--- Start of Provided records ---

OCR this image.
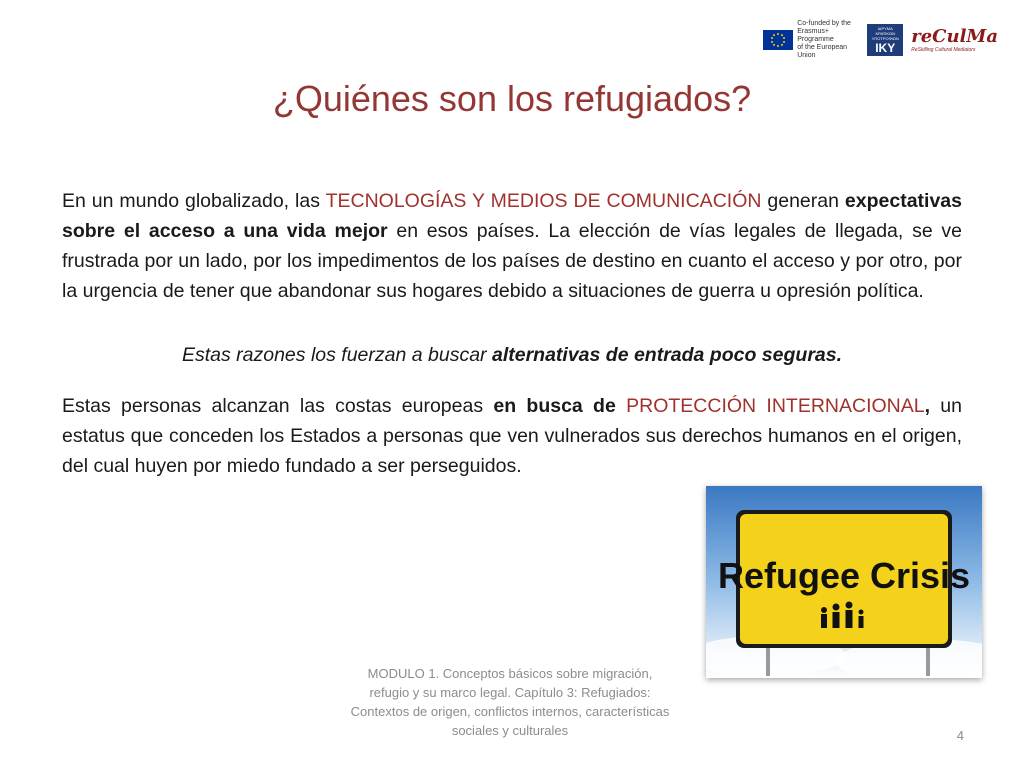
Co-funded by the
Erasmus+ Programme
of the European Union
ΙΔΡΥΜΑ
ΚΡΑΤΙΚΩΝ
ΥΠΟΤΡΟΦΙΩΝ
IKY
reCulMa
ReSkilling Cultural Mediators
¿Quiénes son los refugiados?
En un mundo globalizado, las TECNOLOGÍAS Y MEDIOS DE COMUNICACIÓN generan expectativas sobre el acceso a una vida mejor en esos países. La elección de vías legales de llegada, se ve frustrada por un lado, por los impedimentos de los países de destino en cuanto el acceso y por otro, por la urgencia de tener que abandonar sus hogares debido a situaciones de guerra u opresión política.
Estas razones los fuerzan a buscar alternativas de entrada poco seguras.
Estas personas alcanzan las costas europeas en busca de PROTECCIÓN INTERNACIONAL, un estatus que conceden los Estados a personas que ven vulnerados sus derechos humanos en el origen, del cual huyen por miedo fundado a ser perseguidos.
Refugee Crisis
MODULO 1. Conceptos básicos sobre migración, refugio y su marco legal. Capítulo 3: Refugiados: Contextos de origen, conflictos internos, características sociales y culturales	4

--- End of Provided records ---

» **Problem description**: Search the data for the string "Estas". List each line that has it.

» **Task answer**:
Estas razones los fuerzan a buscar alternativas de entrada poco seguras.
Estas personas alcanzan las costas europeas en busca de PROTECCIÓN INTERNACIONAL, un estatus que conceden los Estados a personas que ven vulnerados sus derechos humanos en el origen, del cual huyen por miedo fundado a ser perseguidos.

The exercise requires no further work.